##### Data in this exercise

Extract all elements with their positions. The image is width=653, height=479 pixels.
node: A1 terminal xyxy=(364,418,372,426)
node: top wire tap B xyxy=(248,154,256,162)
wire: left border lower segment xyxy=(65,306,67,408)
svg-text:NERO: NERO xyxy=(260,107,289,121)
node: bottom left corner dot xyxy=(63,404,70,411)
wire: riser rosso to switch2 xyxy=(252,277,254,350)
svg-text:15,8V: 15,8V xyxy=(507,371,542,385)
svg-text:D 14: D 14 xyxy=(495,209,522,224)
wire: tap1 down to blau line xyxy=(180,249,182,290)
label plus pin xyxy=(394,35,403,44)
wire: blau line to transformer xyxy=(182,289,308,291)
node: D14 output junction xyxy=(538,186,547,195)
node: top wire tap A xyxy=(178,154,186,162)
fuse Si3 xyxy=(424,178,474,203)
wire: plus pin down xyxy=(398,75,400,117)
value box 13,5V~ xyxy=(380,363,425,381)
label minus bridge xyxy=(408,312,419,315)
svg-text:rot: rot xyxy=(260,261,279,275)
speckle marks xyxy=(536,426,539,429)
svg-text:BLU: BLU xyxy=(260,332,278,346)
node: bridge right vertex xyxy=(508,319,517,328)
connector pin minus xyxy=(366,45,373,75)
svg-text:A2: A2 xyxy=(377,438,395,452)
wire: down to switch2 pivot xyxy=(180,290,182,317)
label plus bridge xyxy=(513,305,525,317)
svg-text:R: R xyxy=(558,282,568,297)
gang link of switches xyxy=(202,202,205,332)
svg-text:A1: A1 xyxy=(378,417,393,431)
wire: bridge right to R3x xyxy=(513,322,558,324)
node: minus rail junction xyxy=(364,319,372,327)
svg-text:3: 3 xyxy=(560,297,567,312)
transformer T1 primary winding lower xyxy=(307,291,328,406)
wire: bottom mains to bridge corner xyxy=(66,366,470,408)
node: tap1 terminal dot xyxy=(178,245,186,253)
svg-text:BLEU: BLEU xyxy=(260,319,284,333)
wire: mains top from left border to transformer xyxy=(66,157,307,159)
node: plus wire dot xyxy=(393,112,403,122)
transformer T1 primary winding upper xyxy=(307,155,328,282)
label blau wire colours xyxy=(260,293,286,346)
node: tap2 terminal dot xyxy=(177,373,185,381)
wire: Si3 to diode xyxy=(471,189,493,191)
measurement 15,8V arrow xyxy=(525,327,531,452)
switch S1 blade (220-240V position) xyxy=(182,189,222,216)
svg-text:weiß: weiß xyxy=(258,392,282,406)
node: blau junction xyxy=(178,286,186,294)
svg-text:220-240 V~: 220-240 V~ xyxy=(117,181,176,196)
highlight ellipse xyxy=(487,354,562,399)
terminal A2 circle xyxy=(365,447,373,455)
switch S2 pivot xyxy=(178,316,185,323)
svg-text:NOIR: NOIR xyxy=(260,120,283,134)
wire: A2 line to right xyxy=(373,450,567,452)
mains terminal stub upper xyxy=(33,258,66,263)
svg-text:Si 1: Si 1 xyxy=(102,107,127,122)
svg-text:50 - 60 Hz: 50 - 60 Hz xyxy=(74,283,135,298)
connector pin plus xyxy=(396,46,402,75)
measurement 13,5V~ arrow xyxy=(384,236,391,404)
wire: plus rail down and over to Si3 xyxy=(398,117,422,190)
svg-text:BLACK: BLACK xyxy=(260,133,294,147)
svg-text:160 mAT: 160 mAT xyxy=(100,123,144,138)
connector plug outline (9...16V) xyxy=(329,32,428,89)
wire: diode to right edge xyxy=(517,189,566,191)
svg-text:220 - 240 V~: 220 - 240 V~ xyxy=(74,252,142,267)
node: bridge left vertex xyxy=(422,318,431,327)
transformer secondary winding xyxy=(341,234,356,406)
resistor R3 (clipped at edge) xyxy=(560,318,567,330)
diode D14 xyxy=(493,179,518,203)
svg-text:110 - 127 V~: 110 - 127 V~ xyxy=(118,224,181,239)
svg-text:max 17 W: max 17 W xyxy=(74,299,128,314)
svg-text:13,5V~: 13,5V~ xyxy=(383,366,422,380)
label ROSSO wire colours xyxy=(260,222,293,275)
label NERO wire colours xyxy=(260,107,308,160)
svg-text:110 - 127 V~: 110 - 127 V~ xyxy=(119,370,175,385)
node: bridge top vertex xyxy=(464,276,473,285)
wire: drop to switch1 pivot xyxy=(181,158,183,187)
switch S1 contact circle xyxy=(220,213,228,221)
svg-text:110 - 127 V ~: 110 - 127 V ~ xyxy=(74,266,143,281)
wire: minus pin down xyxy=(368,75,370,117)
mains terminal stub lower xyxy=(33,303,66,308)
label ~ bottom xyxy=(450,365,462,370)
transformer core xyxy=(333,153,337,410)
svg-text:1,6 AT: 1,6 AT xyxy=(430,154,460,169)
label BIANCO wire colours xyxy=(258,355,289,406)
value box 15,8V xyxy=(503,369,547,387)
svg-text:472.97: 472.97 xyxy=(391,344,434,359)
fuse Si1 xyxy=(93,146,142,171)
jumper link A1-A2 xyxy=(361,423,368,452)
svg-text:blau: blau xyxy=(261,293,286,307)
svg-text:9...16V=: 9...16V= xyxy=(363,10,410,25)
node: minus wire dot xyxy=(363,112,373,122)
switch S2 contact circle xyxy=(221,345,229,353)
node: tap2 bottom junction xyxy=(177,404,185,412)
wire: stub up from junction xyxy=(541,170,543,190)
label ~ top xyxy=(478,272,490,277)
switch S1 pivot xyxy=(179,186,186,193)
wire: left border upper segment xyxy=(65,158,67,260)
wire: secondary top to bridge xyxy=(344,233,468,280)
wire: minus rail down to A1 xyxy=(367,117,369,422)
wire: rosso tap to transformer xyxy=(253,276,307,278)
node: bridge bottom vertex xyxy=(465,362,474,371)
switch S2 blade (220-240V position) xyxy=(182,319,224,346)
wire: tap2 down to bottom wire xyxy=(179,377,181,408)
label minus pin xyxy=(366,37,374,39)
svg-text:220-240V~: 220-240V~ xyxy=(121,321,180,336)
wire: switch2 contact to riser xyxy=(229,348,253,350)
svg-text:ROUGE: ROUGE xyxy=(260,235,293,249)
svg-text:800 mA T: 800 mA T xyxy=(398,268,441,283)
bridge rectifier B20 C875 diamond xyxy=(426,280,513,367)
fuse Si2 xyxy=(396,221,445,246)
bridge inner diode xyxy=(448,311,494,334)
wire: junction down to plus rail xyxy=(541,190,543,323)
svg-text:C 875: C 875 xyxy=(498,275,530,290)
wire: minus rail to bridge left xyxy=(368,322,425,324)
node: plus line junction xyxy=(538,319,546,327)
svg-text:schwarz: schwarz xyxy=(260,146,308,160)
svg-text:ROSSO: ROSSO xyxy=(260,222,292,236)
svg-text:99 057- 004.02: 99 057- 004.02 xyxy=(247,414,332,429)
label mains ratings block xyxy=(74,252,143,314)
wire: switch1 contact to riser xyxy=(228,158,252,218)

##########
##### Data in this exercise

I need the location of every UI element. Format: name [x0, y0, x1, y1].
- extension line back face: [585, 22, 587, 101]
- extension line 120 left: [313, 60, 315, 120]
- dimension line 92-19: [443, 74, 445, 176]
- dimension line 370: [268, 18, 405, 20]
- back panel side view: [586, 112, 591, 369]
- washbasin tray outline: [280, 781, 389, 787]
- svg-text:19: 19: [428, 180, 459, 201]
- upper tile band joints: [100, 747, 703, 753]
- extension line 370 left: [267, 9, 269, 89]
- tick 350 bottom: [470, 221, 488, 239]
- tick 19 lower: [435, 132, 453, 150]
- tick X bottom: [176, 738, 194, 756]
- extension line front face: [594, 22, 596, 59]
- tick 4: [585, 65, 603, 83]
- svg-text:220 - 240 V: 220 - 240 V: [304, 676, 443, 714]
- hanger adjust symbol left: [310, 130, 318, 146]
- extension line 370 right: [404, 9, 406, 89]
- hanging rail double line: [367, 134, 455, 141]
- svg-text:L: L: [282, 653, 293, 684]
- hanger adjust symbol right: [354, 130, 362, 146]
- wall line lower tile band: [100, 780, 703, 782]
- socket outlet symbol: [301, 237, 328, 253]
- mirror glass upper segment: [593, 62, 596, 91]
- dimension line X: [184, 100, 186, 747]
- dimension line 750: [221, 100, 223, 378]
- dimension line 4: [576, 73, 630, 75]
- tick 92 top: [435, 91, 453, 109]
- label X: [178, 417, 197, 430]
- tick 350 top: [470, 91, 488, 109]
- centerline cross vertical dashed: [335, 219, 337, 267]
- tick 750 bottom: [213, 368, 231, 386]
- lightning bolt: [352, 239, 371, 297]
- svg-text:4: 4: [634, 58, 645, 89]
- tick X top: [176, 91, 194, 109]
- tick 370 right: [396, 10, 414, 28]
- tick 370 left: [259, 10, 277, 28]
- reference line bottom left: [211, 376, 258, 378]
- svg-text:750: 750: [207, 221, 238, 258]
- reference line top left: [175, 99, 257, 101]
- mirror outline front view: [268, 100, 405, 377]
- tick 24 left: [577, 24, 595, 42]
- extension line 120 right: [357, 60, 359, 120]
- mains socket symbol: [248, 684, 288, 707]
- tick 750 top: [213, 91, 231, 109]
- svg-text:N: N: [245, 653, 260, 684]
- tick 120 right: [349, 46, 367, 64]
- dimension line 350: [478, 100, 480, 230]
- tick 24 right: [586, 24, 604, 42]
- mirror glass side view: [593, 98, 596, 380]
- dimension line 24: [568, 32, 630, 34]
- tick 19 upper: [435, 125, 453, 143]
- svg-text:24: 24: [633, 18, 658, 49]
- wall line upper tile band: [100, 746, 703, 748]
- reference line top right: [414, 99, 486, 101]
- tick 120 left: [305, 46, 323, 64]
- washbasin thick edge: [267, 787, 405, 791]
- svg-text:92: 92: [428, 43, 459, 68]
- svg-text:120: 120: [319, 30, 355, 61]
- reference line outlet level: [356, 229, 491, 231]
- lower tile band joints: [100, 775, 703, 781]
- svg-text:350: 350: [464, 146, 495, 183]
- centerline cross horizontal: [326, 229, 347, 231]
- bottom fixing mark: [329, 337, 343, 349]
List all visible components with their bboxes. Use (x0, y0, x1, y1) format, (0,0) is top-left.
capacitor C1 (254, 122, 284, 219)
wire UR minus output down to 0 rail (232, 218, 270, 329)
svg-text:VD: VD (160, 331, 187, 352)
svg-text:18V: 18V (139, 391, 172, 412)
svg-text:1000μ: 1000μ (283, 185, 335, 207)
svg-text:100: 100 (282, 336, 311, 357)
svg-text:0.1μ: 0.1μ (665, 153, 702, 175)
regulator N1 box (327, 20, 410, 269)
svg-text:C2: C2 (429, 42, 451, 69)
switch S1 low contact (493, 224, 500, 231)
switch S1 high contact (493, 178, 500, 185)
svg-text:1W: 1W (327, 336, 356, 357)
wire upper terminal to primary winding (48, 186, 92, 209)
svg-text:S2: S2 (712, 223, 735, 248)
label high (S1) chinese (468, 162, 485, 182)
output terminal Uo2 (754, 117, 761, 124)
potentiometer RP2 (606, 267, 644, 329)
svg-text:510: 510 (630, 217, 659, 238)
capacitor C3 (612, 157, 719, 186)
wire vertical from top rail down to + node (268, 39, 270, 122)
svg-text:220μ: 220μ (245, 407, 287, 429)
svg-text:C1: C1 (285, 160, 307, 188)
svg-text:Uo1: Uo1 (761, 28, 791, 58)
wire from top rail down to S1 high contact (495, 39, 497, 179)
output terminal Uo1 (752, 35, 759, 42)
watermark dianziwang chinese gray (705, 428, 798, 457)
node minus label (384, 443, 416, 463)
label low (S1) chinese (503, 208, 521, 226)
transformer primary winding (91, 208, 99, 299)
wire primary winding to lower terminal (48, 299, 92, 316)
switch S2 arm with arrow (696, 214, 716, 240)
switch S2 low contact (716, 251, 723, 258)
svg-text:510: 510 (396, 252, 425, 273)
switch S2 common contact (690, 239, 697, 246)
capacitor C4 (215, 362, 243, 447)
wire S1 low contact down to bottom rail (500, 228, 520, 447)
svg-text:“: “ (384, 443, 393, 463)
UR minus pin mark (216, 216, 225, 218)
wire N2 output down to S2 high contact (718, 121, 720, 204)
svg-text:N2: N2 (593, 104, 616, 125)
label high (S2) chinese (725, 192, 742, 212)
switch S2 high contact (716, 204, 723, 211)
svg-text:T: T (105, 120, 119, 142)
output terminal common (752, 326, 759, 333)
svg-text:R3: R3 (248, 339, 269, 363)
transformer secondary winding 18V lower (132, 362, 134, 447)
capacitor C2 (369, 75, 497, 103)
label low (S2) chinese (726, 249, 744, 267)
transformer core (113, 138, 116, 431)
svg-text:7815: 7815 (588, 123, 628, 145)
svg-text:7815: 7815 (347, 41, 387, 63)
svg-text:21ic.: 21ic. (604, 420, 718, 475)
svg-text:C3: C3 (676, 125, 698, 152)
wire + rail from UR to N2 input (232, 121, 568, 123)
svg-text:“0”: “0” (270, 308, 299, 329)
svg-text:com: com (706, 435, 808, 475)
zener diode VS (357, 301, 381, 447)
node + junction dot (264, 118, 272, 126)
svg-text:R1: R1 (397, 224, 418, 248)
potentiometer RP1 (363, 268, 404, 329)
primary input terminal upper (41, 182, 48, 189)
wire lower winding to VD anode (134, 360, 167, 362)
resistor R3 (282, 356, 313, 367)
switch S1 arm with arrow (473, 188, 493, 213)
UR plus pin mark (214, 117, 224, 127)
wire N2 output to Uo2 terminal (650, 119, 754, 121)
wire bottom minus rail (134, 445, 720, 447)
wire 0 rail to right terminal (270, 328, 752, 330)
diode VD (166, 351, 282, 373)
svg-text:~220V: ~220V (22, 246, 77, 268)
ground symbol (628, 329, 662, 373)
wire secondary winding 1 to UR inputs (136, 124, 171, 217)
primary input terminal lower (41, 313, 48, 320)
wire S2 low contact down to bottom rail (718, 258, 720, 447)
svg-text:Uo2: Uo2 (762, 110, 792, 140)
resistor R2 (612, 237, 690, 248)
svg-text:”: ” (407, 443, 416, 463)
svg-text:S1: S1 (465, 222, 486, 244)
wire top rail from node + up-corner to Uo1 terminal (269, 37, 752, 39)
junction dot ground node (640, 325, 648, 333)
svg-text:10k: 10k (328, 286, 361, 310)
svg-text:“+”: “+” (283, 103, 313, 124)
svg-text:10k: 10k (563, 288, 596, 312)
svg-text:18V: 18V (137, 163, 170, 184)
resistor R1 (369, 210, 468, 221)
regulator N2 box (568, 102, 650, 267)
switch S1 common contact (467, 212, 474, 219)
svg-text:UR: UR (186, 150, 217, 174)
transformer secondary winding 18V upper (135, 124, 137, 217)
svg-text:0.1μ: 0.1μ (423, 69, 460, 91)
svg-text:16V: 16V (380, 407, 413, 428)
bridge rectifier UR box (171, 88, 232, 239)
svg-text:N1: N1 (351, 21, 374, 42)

##########

Repeat the lines of the listing word for word, from the line with "Extract all elements" to the line with "wire: riser rosso", both included.

Extract all elements with their positions. The image is width=653, height=479 pixels.
node: A1 terminal xyxy=(364,418,372,426)
node: top wire tap B xyxy=(248,154,256,162)
wire: left border lower segment xyxy=(65,306,67,408)
svg-text:NERO: NERO xyxy=(260,107,289,121)
node: bottom left corner dot xyxy=(63,404,70,411)
wire: riser rosso to switch2 xyxy=(252,277,254,350)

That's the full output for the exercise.